- **AIM OF THE TASK**:
In the material below, the lines containing the word "title" are required; copy each of them.
▽
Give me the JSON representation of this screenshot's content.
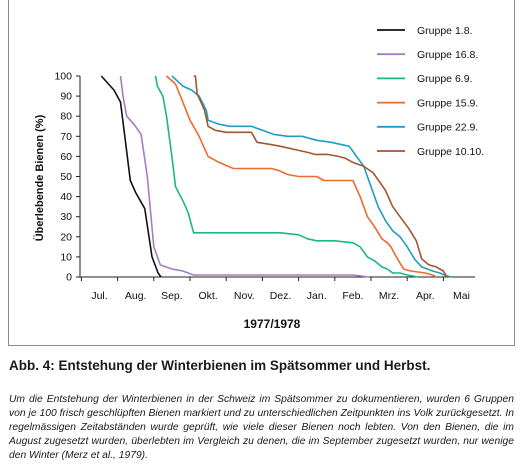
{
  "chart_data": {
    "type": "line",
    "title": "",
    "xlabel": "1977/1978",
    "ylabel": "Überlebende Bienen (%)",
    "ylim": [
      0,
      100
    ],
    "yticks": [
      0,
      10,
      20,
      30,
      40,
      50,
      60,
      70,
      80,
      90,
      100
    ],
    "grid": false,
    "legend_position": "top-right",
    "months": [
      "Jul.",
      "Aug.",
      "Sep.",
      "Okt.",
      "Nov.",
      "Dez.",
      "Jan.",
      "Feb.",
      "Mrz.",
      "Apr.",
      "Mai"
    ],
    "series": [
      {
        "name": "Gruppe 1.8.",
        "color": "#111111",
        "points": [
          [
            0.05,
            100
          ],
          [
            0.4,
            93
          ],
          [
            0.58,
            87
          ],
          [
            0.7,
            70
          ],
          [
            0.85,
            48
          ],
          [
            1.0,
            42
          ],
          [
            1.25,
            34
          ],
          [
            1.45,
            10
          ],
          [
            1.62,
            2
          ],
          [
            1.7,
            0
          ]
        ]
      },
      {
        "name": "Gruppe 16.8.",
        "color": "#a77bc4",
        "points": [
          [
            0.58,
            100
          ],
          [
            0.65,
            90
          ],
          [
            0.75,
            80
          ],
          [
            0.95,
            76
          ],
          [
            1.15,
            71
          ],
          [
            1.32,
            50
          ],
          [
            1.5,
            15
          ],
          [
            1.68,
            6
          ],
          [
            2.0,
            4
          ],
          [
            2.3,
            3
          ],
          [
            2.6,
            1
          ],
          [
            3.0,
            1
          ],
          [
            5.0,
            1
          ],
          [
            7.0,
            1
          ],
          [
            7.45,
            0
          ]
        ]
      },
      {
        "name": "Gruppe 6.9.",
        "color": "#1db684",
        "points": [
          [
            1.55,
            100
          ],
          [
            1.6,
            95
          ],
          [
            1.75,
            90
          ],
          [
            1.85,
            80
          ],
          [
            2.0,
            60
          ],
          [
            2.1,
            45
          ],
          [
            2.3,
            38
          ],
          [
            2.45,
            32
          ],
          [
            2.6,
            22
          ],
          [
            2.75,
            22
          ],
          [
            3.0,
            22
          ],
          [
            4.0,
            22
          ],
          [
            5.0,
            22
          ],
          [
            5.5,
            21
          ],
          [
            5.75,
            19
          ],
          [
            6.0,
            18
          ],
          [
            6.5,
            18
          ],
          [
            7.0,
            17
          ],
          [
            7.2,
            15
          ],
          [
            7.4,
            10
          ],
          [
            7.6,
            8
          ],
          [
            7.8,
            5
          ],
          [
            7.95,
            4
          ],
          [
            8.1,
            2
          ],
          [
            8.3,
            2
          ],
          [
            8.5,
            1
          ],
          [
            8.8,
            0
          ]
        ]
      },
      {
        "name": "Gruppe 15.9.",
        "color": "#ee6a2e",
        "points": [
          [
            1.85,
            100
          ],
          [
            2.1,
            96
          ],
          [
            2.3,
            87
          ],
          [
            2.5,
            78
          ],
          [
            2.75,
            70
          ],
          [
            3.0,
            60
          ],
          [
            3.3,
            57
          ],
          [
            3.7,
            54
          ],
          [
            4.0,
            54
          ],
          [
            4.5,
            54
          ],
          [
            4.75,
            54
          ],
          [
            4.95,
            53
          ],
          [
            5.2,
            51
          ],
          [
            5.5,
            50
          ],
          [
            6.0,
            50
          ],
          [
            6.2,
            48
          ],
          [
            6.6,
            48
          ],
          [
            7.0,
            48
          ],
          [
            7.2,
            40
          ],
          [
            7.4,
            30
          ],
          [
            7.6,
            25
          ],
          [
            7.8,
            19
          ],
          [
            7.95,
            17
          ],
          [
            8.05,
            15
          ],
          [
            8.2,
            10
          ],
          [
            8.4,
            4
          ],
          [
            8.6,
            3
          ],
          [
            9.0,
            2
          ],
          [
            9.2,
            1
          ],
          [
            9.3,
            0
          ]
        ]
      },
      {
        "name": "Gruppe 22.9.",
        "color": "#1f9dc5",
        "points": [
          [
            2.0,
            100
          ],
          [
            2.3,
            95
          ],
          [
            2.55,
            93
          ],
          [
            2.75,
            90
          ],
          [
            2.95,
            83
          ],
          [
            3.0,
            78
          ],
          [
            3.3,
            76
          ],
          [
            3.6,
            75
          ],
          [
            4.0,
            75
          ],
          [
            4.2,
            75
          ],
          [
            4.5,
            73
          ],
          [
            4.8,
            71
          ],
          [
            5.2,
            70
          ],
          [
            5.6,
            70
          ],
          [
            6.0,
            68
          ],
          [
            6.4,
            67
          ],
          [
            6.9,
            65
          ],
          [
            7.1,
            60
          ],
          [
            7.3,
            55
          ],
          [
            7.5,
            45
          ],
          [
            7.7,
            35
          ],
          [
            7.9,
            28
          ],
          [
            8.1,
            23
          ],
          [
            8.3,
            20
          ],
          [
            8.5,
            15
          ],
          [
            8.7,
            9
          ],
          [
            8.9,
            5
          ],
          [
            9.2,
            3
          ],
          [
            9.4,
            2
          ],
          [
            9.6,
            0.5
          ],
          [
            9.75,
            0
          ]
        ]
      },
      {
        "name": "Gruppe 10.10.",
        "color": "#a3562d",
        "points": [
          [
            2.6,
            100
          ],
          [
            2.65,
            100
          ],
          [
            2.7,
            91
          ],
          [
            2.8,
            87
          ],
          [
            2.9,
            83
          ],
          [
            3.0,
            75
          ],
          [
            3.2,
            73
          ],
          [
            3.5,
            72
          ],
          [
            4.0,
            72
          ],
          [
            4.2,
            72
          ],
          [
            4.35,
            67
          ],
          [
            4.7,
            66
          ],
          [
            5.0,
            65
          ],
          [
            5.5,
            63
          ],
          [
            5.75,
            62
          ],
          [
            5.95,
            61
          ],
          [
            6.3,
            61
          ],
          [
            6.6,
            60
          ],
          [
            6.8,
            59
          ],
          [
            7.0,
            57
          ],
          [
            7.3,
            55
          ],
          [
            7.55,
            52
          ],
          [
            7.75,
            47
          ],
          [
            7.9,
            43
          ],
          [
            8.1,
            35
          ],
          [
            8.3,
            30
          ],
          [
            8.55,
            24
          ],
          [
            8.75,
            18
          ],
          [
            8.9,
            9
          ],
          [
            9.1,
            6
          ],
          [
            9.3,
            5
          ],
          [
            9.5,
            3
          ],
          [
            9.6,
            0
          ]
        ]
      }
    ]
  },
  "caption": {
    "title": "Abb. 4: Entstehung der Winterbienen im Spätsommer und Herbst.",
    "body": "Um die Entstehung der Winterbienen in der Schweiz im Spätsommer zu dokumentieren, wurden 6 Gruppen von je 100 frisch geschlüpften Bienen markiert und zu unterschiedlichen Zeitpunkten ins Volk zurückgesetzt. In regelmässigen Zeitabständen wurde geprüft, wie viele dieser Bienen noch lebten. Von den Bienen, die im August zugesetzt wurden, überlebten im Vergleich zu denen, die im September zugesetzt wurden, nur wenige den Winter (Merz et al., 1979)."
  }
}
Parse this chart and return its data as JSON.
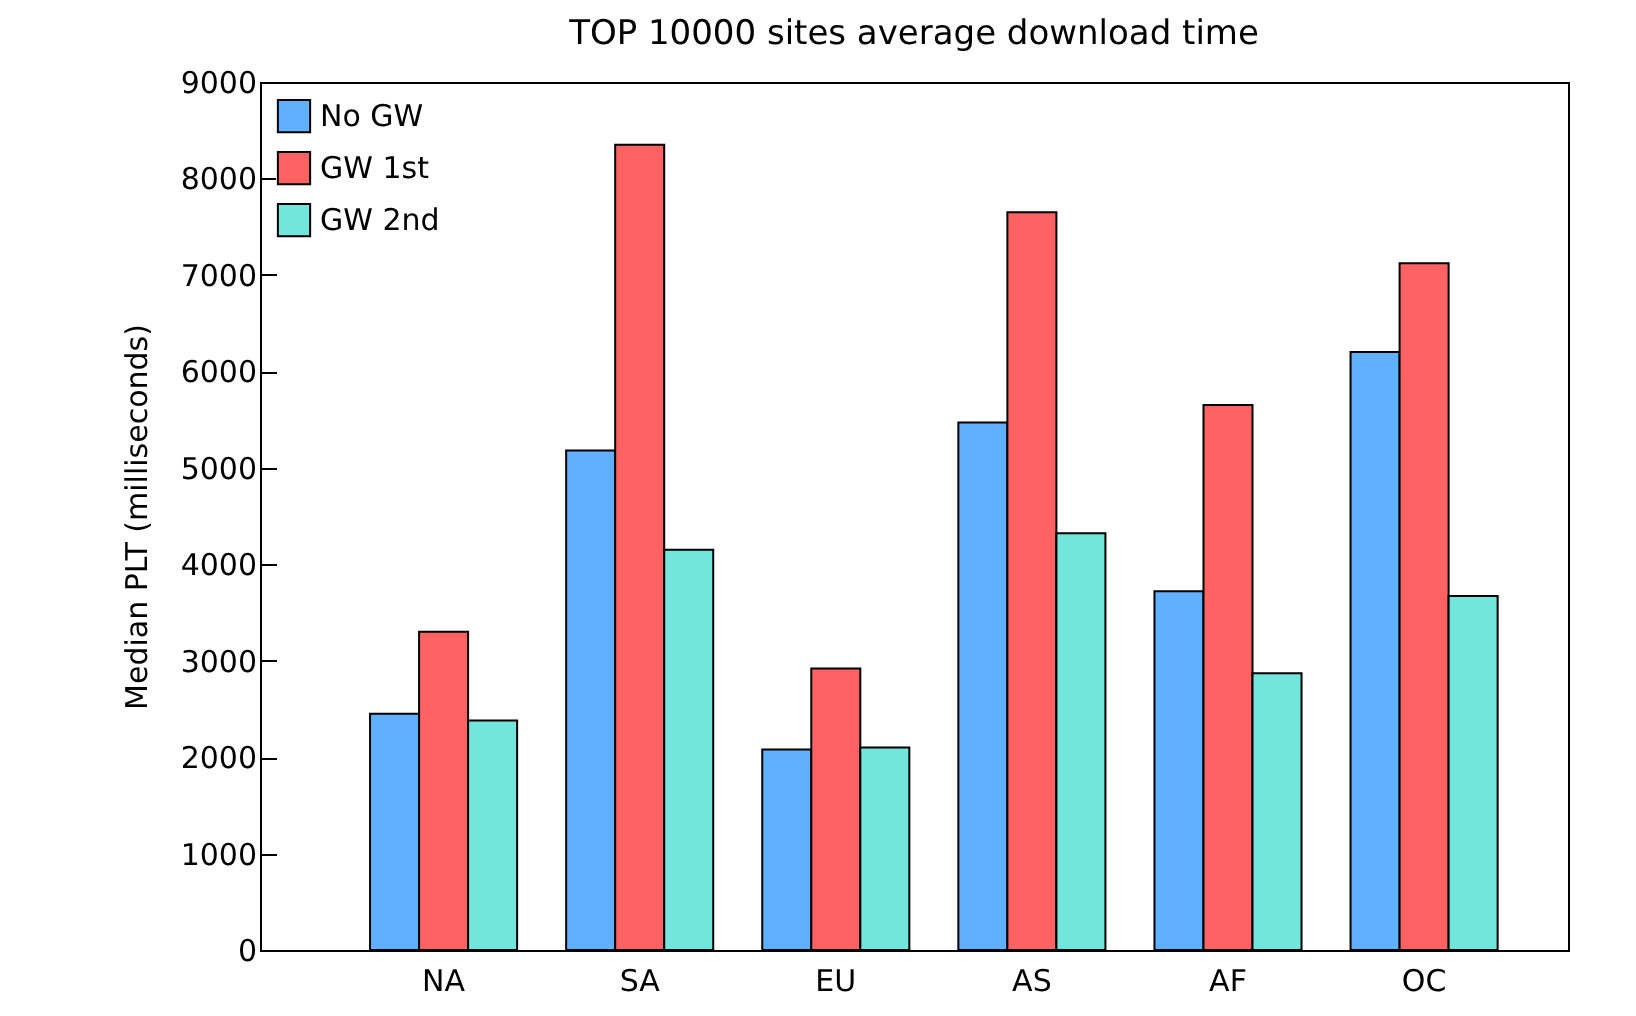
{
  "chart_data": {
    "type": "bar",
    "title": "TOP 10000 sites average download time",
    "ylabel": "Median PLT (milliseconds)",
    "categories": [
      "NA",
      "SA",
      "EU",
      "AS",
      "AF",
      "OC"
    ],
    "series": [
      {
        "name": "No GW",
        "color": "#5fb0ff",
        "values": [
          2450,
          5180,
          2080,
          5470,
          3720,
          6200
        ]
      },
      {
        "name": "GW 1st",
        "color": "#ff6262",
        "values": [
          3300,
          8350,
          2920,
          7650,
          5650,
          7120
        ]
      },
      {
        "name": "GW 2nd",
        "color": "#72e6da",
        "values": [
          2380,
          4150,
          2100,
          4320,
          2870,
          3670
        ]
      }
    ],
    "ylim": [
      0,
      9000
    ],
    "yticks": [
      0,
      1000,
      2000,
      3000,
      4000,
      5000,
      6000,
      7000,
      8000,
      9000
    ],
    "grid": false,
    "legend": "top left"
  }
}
△
- **TASK ANSWER**:
    "title": "",
    "title": "Abb. 4: Entstehung der Winterbienen im Spätsommer und Herbst.",
    "title": "TOP 10000 sites average download time",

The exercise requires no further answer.